▶ [Short exercise]:
Write out all the data again, exactly as it stands.
++++++++++++++++++++
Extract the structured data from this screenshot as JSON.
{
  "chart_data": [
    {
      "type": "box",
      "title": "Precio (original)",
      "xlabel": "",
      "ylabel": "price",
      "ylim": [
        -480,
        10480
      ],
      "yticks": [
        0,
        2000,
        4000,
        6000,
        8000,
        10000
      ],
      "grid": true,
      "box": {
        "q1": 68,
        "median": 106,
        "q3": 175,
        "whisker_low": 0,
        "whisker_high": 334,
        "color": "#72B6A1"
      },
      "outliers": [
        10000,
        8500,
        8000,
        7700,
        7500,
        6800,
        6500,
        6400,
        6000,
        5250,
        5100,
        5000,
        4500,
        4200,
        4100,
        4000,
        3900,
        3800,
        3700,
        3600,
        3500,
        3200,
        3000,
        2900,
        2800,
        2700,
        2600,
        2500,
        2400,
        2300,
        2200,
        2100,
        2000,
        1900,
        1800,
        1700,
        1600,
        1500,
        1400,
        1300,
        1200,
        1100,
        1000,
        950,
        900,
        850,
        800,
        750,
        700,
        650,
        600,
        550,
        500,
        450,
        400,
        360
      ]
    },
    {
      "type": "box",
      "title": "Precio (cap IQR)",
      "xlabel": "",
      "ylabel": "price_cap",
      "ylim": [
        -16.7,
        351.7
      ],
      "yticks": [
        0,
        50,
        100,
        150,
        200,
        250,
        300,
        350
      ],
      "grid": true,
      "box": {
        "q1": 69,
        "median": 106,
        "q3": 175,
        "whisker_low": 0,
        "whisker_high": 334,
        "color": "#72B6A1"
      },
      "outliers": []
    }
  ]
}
++++++++++++++++++++
▶ [Task result]:
Extract the structured data from this screenshot as JSON.
{
  "chart_data": [
    {
      "type": "box",
      "title": "Precio (original)",
      "xlabel": "",
      "ylabel": "price",
      "ylim": [
        -480,
        10480
      ],
      "yticks": [
        0,
        2000,
        4000,
        6000,
        8000,
        10000
      ],
      "grid": true,
      "box": {
        "q1": 68,
        "median": 106,
        "q3": 175,
        "whisker_low": 0,
        "whisker_high": 334,
        "color": "#72B6A1"
      },
      "outliers": [
        10000,
        8500,
        8000,
        7700,
        7500,
        6800,
        6500,
        6400,
        6000,
        5250,
        5100,
        5000,
        4500,
        4200,
        4100,
        4000,
        3900,
        3800,
        3700,
        3600,
        3500,
        3200,
        3000,
        2900,
        2800,
        2700,
        2600,
        2500,
        2400,
        2300,
        2200,
        2100,
        2000,
        1900,
        1800,
        1700,
        1600,
        1500,
        1400,
        1300,
        1200,
        1100,
        1000,
        950,
        900,
        850,
        800,
        750,
        700,
        650,
        600,
        550,
        500,
        450,
        400,
        360
      ]
    },
    {
      "type": "box",
      "title": "Precio (cap IQR)",
      "xlabel": "",
      "ylabel": "price_cap",
      "ylim": [
        -16.7,
        351.7
      ],
      "yticks": [
        0,
        50,
        100,
        150,
        200,
        250,
        300,
        350
      ],
      "grid": true,
      "box": {
        "q1": 69,
        "median": 106,
        "q3": 175,
        "whisker_low": 0,
        "whisker_high": 334,
        "color": "#72B6A1"
      },
      "outliers": []
    }
  ]
}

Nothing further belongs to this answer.